# [WORK TO BE COMPLETED]
Reproduce only the lines of the records between the one holding "bullet-mid: et MOX, bbox=[351, 136, 431, 160]" and the one holding "bullet-post: /réact. an, bbox=[485, 293, 572, 317]", inclusive, switching "coeur" to "cœur" and leaving everything else unchanged.

·····

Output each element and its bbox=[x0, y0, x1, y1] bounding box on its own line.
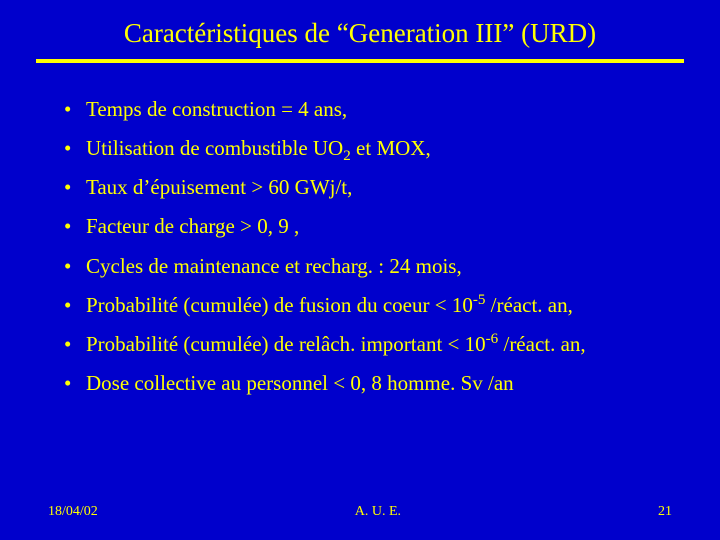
bullet-mid: et MOX, bbox=[351, 136, 431, 160]
list-item: Taux d’épuisement > 60 GWj/t, bbox=[64, 175, 684, 199]
title-underline bbox=[36, 59, 684, 63]
bullet-text: Probabilité (cumulée) de fusion du coeur… bbox=[86, 293, 473, 317]
bullet-list: Temps de construction = 4 ans, Utilisati… bbox=[36, 97, 684, 395]
bullet-post: /réact. an, bbox=[485, 293, 572, 317]
bullet-sup: -5 bbox=[473, 292, 486, 308]
bullet-text: Probabilité (cumulée) de relâch. importa… bbox=[86, 332, 486, 356]
bullet-post: /réact. an, bbox=[498, 332, 585, 356]
list-item: Facteur de charge > 0, 9 , bbox=[64, 214, 684, 238]
list-item: Temps de construction = 4 ans, bbox=[64, 97, 684, 121]
slide-title: Caractéristiques de “Generation III” (UR… bbox=[36, 18, 684, 49]
bullet-sub: 2 bbox=[343, 148, 351, 164]
slide-footer: 18/04/02 A. U. E. 21 bbox=[0, 504, 720, 520]
bullet-text: Taux d’épuisement > 60 GWj/t, bbox=[86, 175, 352, 199]
bullet-text: Temps de construction = 4 ans, bbox=[86, 97, 347, 121]
list-item: Probabilité (cumulée) de relâch. importa… bbox=[64, 332, 684, 356]
bullet-text: Dose collective au personnel < 0, 8 homm… bbox=[86, 371, 514, 395]
bullet-text: Cycles de maintenance et recharg. : 24 m… bbox=[86, 254, 462, 278]
list-item: Cycles de maintenance et recharg. : 24 m… bbox=[64, 254, 684, 278]
footer-center: A. U. E. bbox=[355, 504, 401, 520]
list-item: Utilisation de combustible UO2 et MOX, bbox=[64, 136, 684, 160]
list-item: Dose collective au personnel < 0, 8 homm… bbox=[64, 371, 684, 395]
footer-date: 18/04/02 bbox=[48, 504, 98, 520]
slide: Caractéristiques de “Generation III” (UR… bbox=[0, 0, 720, 540]
footer-page: 21 bbox=[658, 504, 672, 520]
list-item: Probabilité (cumulée) de fusion du coeur… bbox=[64, 293, 684, 317]
bullet-text: Utilisation de combustible UO bbox=[86, 136, 343, 160]
bullet-sup: -6 bbox=[486, 331, 499, 347]
bullet-text: Facteur de charge > 0, 9 , bbox=[86, 214, 299, 238]
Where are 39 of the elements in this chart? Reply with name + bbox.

·····

# [RESULT OF THIS TASK]
bullet-mid: et MOX, bbox=[351, 136, 431, 160]
list-item: Taux d’épuisement > 60 GWj/t, bbox=[64, 175, 684, 199]
title-underline bbox=[36, 59, 684, 63]
bullet-text: Probabilité (cumulée) de fusion du cœur… bbox=[86, 293, 473, 317]
bullet-list: Temps de construction = 4 ans, Utilisati… bbox=[36, 97, 684, 395]
bullet-post: /réact. an, bbox=[485, 293, 572, 317]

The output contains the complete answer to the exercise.